**Exercise**
Going through the material below, please gather all lines with the word "text" in them.

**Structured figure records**
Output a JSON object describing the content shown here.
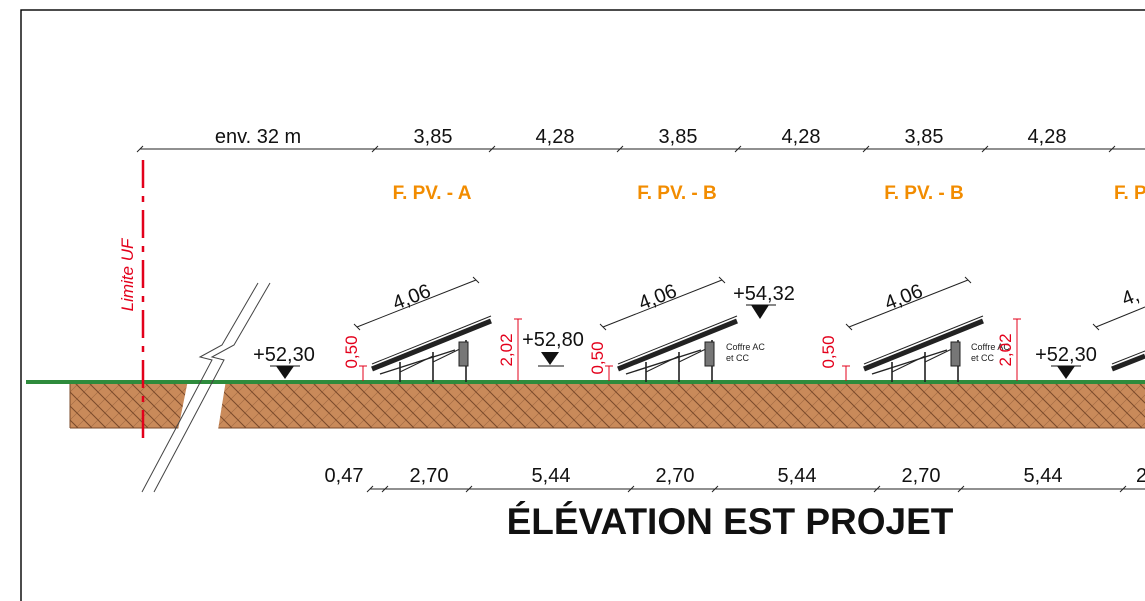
{
  "colors": {
    "frame": "#000000",
    "grass": "#2e8b3c",
    "soil": "#c98a5a",
    "soil_hatch": "#7a4a2a",
    "boundary": "#e3001b",
    "panel_label": "#f28c00",
    "red_dim": "#e3001b"
  },
  "top_dimensions": {
    "first": "env. 32 m",
    "a": "3,85",
    "b": "4,28",
    "c": "3,85",
    "d": "4,28",
    "e": "3,85",
    "f": "4,28"
  },
  "field_labels": {
    "a": "F. PV. - A",
    "b1": "F. PV. - B",
    "b2": "F. PV. - B",
    "cut": "F. P"
  },
  "boundary_label": "Limite UF",
  "panel_lengths": {
    "p1": "4,06",
    "p2": "4,06",
    "p3": "4,06",
    "cut": "4,"
  },
  "levels": {
    "l1": "+52,30",
    "l2": "+52,80",
    "l3": "+54,32",
    "l4": "+52,30"
  },
  "heights": {
    "low1": "0,50",
    "high1": "2,02",
    "low2": "0,50",
    "low3": "0,50",
    "high2": "2,02"
  },
  "cabinet_label": {
    "line1": "Coffre AC",
    "line2": "et CC"
  },
  "bottom_dimensions": {
    "d0": "0,47",
    "d1": "2,70",
    "d2": "5,44",
    "d3": "2,70",
    "d4": "5,44",
    "d5": "2,70",
    "d6": "5,44",
    "cut": "2"
  },
  "title": "ÉLÉVATION EST PROJET"
}
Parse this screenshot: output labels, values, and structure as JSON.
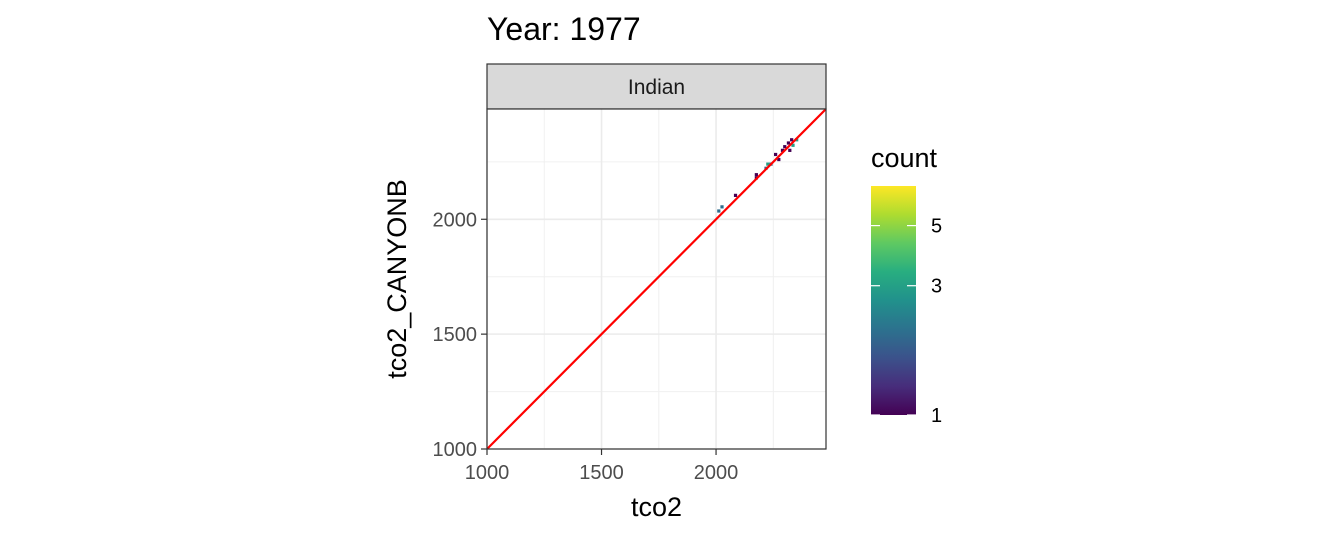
{
  "chart_data": {
    "type": "heatmap",
    "title": "Year: 1977",
    "facet_label": "Indian",
    "xlabel": "tco2",
    "ylabel": "tco2_CANYONB",
    "xlim": [
      1000,
      2480
    ],
    "ylim": [
      1000,
      2480
    ],
    "x_ticks": [
      1000,
      1500,
      2000
    ],
    "y_ticks": [
      1000,
      1500,
      2000
    ],
    "x_tick_labels": [
      "1000",
      "1500",
      "2000"
    ],
    "y_tick_labels": [
      "1000",
      "1500",
      "2000"
    ],
    "grid": true,
    "identity_line": {
      "color": "#ff0000",
      "from": [
        1000,
        1000
      ],
      "to": [
        2480,
        2480
      ]
    },
    "bin_width": 14,
    "cells": [
      {
        "x": 2012,
        "y": 2036,
        "count": 2
      },
      {
        "x": 2026,
        "y": 2054,
        "count": 2
      },
      {
        "x": 2085,
        "y": 2104,
        "count": 1
      },
      {
        "x": 2176,
        "y": 2180,
        "count": 1
      },
      {
        "x": 2176,
        "y": 2194,
        "count": 1
      },
      {
        "x": 2218,
        "y": 2222,
        "count": 2
      },
      {
        "x": 2226,
        "y": 2240,
        "count": 3
      },
      {
        "x": 2240,
        "y": 2240,
        "count": 2
      },
      {
        "x": 2260,
        "y": 2282,
        "count": 1
      },
      {
        "x": 2274,
        "y": 2260,
        "count": 1
      },
      {
        "x": 2290,
        "y": 2300,
        "count": 1
      },
      {
        "x": 2300,
        "y": 2316,
        "count": 1
      },
      {
        "x": 2316,
        "y": 2332,
        "count": 1
      },
      {
        "x": 2322,
        "y": 2300,
        "count": 1
      },
      {
        "x": 2330,
        "y": 2346,
        "count": 1
      },
      {
        "x": 2336,
        "y": 2322,
        "count": 3
      },
      {
        "x": 2352,
        "y": 2346,
        "count": 3
      }
    ],
    "legend": {
      "title": "count",
      "position": "right",
      "scale": "log",
      "range": [
        1,
        7
      ],
      "breaks": [
        1,
        3,
        5
      ],
      "break_labels": [
        "1",
        "3",
        "5"
      ],
      "colormap": "viridis"
    }
  }
}
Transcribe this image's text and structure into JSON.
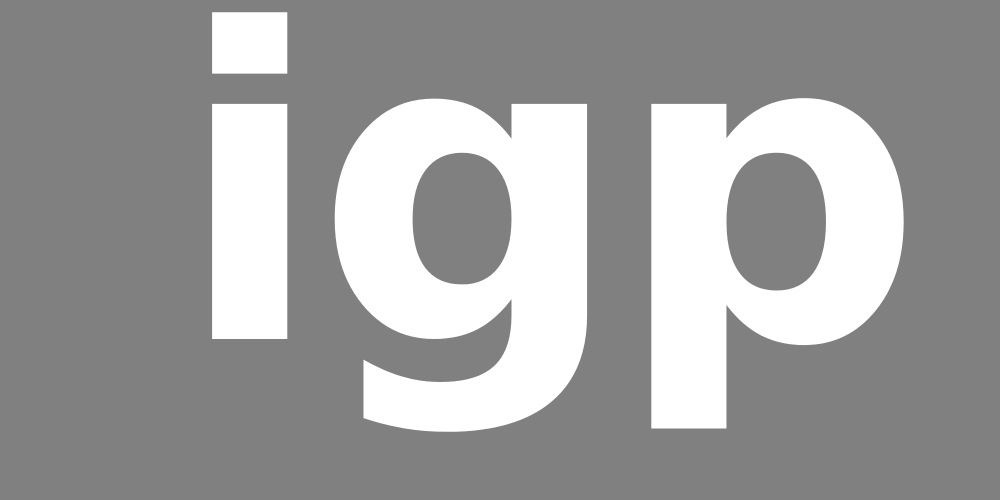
{
  "logo": {
    "text": "igp",
    "color": "#ffffff"
  },
  "background": {
    "color": "#808080"
  }
}
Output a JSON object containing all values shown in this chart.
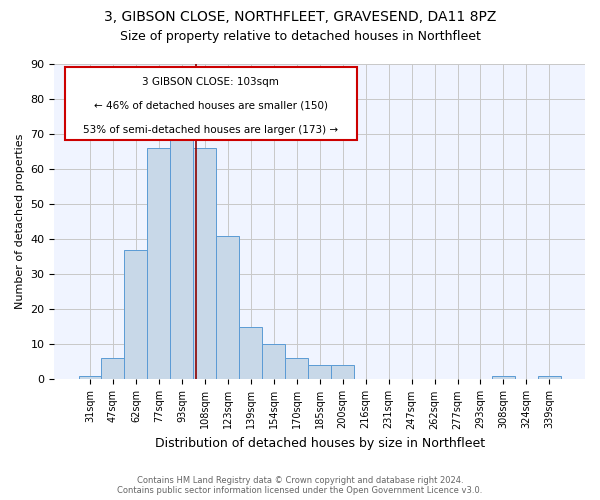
{
  "title": "3, GIBSON CLOSE, NORTHFLEET, GRAVESEND, DA11 8PZ",
  "subtitle": "Size of property relative to detached houses in Northfleet",
  "xlabel": "Distribution of detached houses by size in Northfleet",
  "ylabel": "Number of detached properties",
  "footer1": "Contains HM Land Registry data © Crown copyright and database right 2024.",
  "footer2": "Contains public sector information licensed under the Open Government Licence v3.0.",
  "annotation_line1": "3 GIBSON CLOSE: 103sqm",
  "annotation_line2": "← 46% of detached houses are smaller (150)",
  "annotation_line3": "53% of semi-detached houses are larger (173) →",
  "bar_labels": [
    "31sqm",
    "47sqm",
    "62sqm",
    "77sqm",
    "93sqm",
    "108sqm",
    "123sqm",
    "139sqm",
    "154sqm",
    "170sqm",
    "185sqm",
    "200sqm",
    "216sqm",
    "231sqm",
    "247sqm",
    "262sqm",
    "277sqm",
    "293sqm",
    "308sqm",
    "324sqm",
    "339sqm"
  ],
  "bar_values": [
    1,
    6,
    37,
    66,
    70,
    66,
    41,
    15,
    10,
    6,
    4,
    4,
    0,
    0,
    0,
    0,
    0,
    0,
    1,
    0,
    1
  ],
  "bar_color": "#c8d8e8",
  "bar_edgecolor": "#5b9bd5",
  "vline_x": 4.6,
  "vline_color": "#8b0000",
  "ylim": [
    0,
    90
  ],
  "yticks": [
    0,
    10,
    20,
    30,
    40,
    50,
    60,
    70,
    80,
    90
  ],
  "grid_color": "#c8c8c8",
  "bg_color": "#f0f4ff",
  "annotation_box_color": "#cc0000",
  "title_fontsize": 10,
  "subtitle_fontsize": 9
}
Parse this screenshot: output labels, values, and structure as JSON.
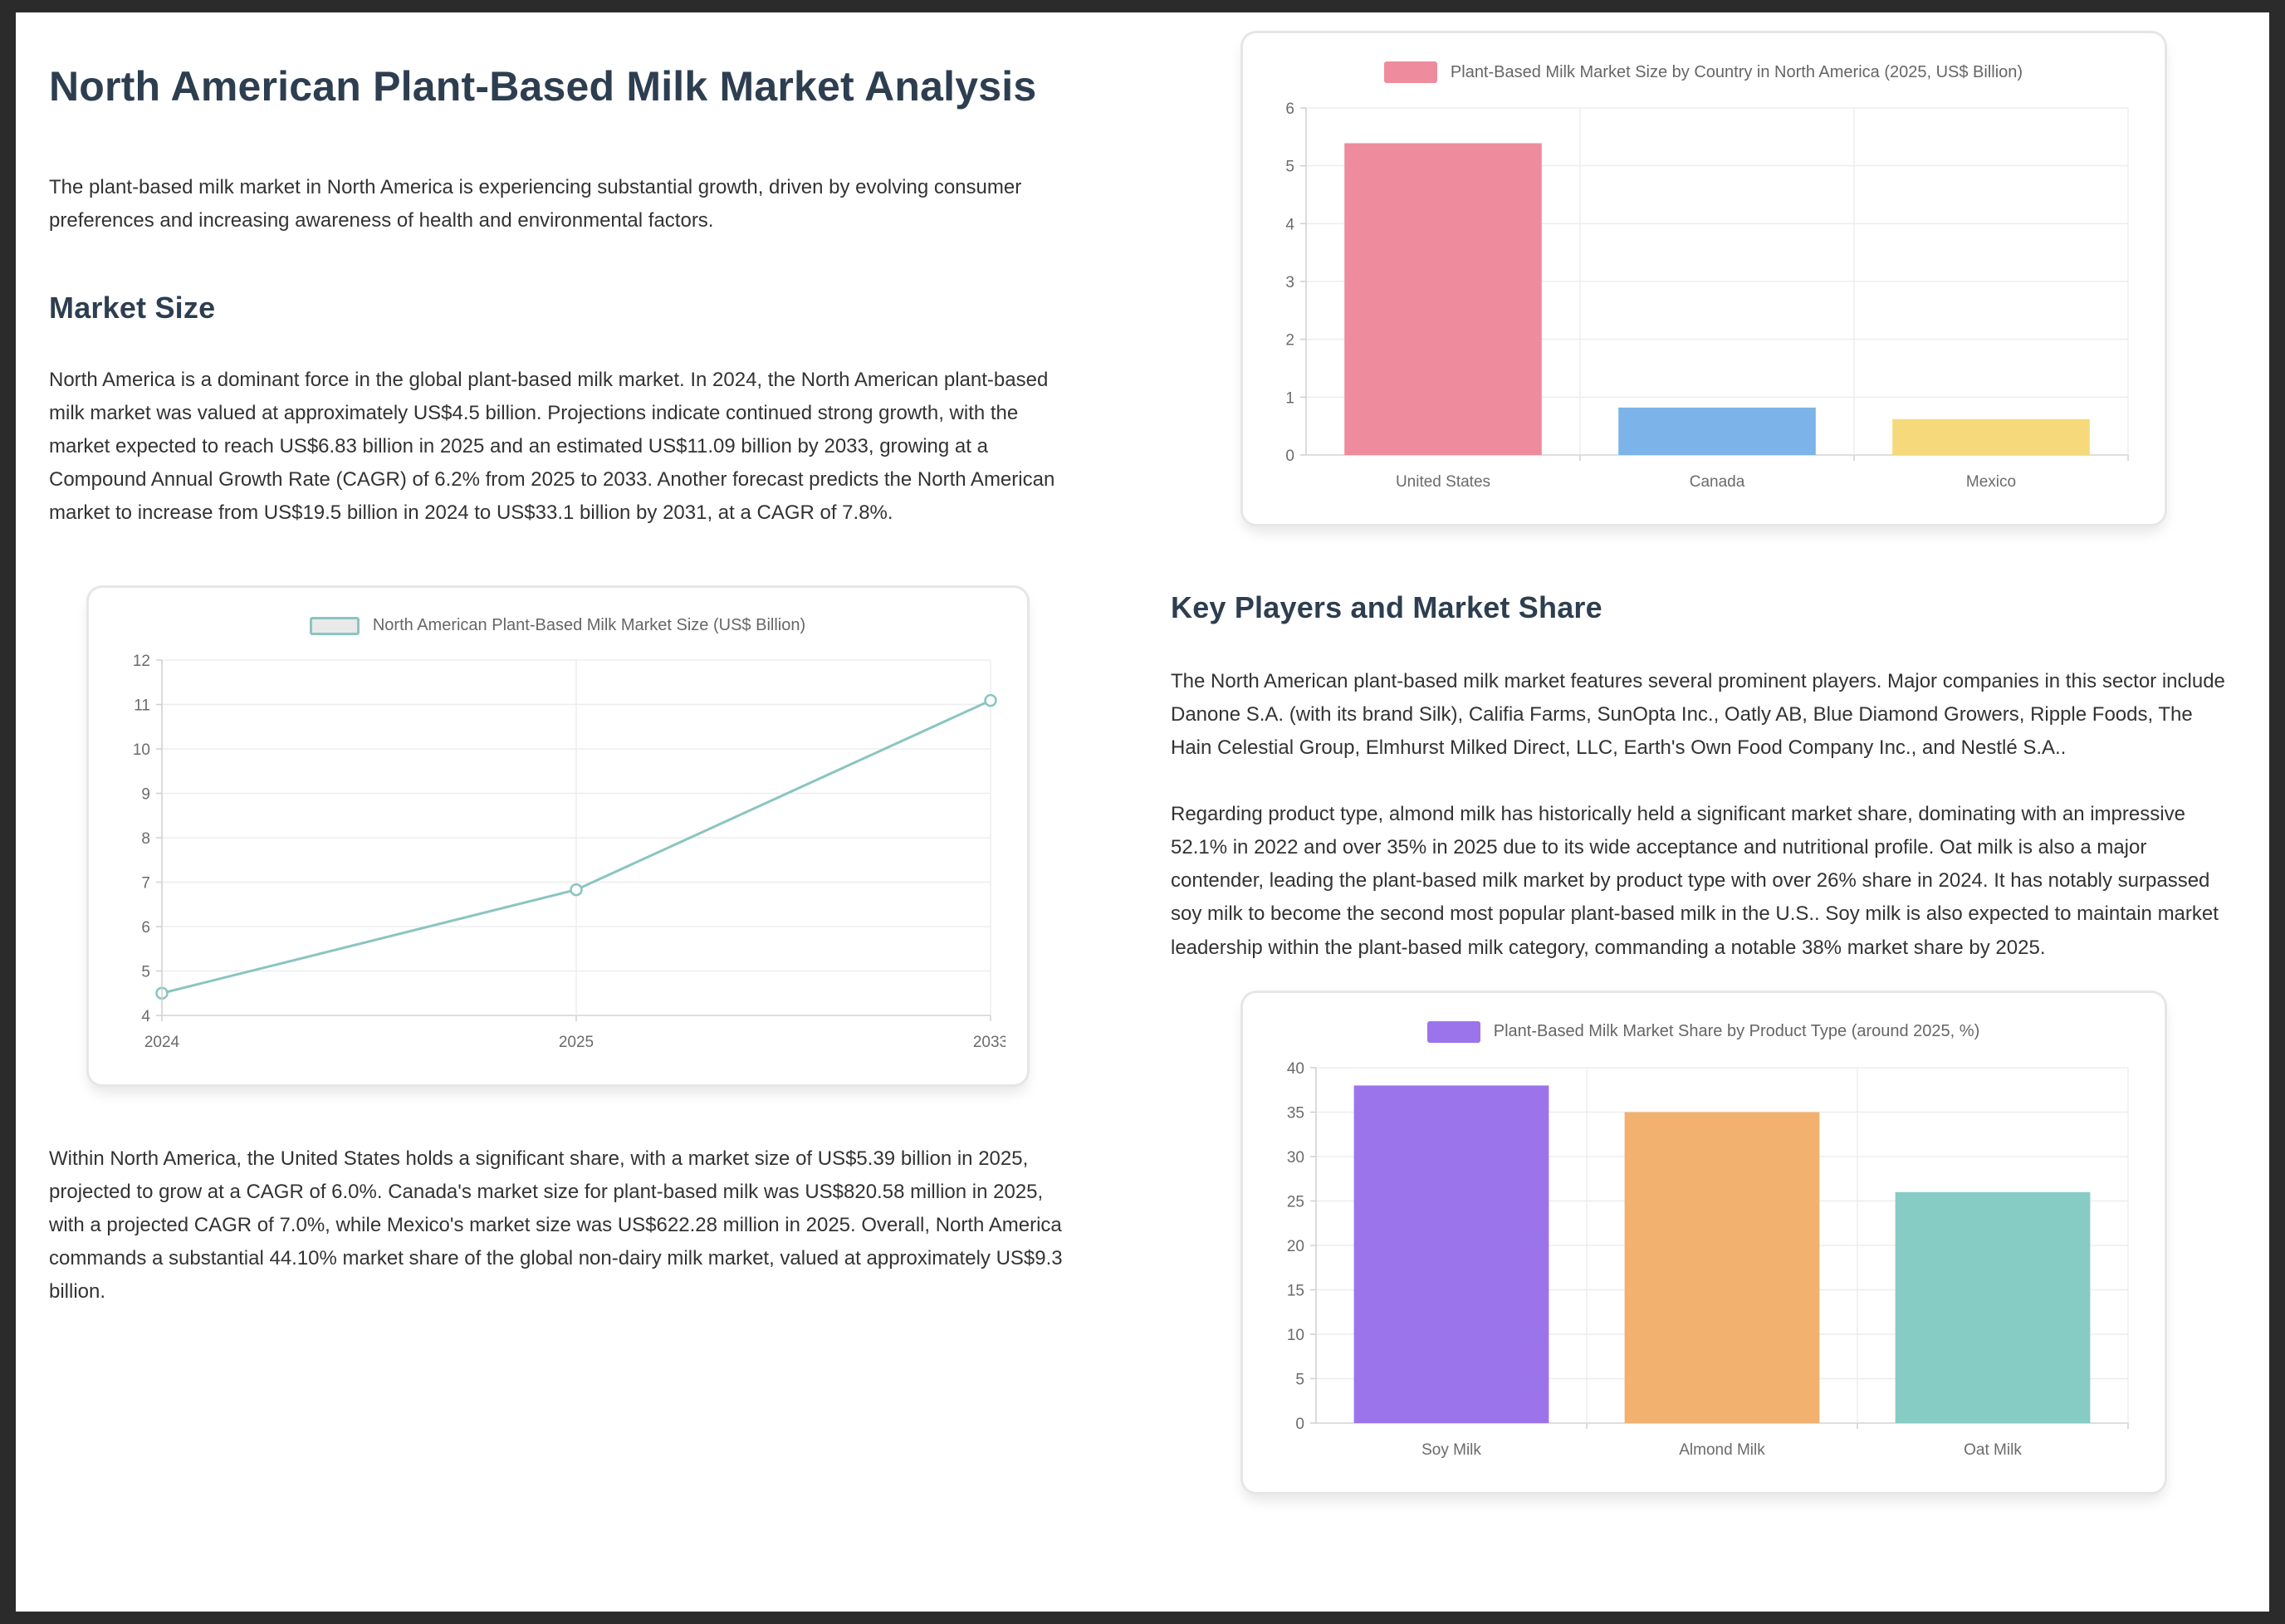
{
  "page": {
    "title": "North American Plant-Based Milk Market Analysis",
    "intro": "The plant-based milk market in North America is experiencing substantial growth, driven by evolving consumer preferences and increasing awareness of health and environmental factors.",
    "market_size_heading": "Market Size",
    "market_size_p1": "North America is a dominant force in the global plant-based milk market. In 2024, the North American plant-based milk market was valued at approximately US$4.5 billion. Projections indicate continued strong growth, with the market expected to reach US$6.83 billion in 2025 and an estimated US$11.09 billion by 2033, growing at a Compound Annual Growth Rate (CAGR) of 6.2% from 2025 to 2033. Another forecast predicts the North American market to increase from US$19.5 billion in 2024 to US$33.1 billion by 2031, at a CAGR of 7.8%.",
    "market_size_p2": "Within North America, the United States holds a significant share, with a market size of US$5.39 billion in 2025, projected to grow at a CAGR of 6.0%. Canada's market size for plant-based milk was US$820.58 million in 2025, with a projected CAGR of 7.0%, while Mexico's market size was US$622.28 million in 2025. Overall, North America commands a substantial 44.10% market share of the global non-dairy milk market, valued at approximately US$9.3 billion.",
    "key_players_heading": "Key Players and Market Share",
    "key_players_p1": "The North American plant-based milk market features several prominent players. Major companies in this sector include Danone S.A. (with its brand Silk), Califia Farms, SunOpta Inc., Oatly AB, Blue Diamond Growers, Ripple Foods, The Hain Celestial Group, Elmhurst Milked Direct, LLC, Earth's Own Food Company Inc., and Nestlé S.A..",
    "key_players_p2": "Regarding product type, almond milk has historically held a significant market share, dominating with an impressive 52.1% in 2022 and over 35% in 2025 due to its wide acceptance and nutritional profile. Oat milk is also a major contender, leading the plant-based milk market by product type with over 26% share in 2024. It has notably surpassed soy milk to become the second most popular plant-based milk in the U.S.. Soy milk is also expected to maintain market leadership within the plant-based milk category, commanding a notable 38% market share by 2025."
  },
  "chart_data": [
    {
      "id": "na-market-size-trend",
      "type": "line",
      "title": "North American Plant-Based Milk Market Size (US$ Billion)",
      "x": [
        "2024",
        "2025",
        "2033"
      ],
      "values": [
        4.5,
        6.83,
        11.09
      ],
      "xlabel": "",
      "ylabel": "",
      "ylim": [
        4,
        12
      ],
      "ytick_step": 1,
      "grid": true,
      "legend_position": "top",
      "line_color": "#8ac5c0",
      "legend_fill": "#e9e9e9"
    },
    {
      "id": "market-size-by-country",
      "type": "bar",
      "title": "Plant-Based Milk Market Size by Country in North America (2025, US$ Billion)",
      "categories": [
        "United States",
        "Canada",
        "Mexico"
      ],
      "values": [
        5.39,
        0.82,
        0.62
      ],
      "xlabel": "",
      "ylabel": "",
      "ylim": [
        0,
        6
      ],
      "ytick_step": 1,
      "grid": true,
      "legend_position": "top",
      "bar_colors": [
        "#ee8b9d",
        "#7cb3e8",
        "#f6d97a"
      ],
      "legend_color": "#ee8b9d"
    },
    {
      "id": "share-by-product-type",
      "type": "bar",
      "title": "Plant-Based Milk Market Share by Product Type (around 2025, %)",
      "categories": [
        "Soy Milk",
        "Almond Milk",
        "Oat Milk"
      ],
      "values": [
        38,
        35,
        26
      ],
      "xlabel": "",
      "ylabel": "",
      "ylim": [
        0,
        40
      ],
      "ytick_step": 5,
      "grid": true,
      "legend_position": "top",
      "bar_colors": [
        "#9b74ec",
        "#f2b16e",
        "#86cbc4"
      ],
      "legend_color": "#9b74ec"
    }
  ]
}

**Correct result**
Transcribe this image's text and structure into JSON.
    "text": "igp",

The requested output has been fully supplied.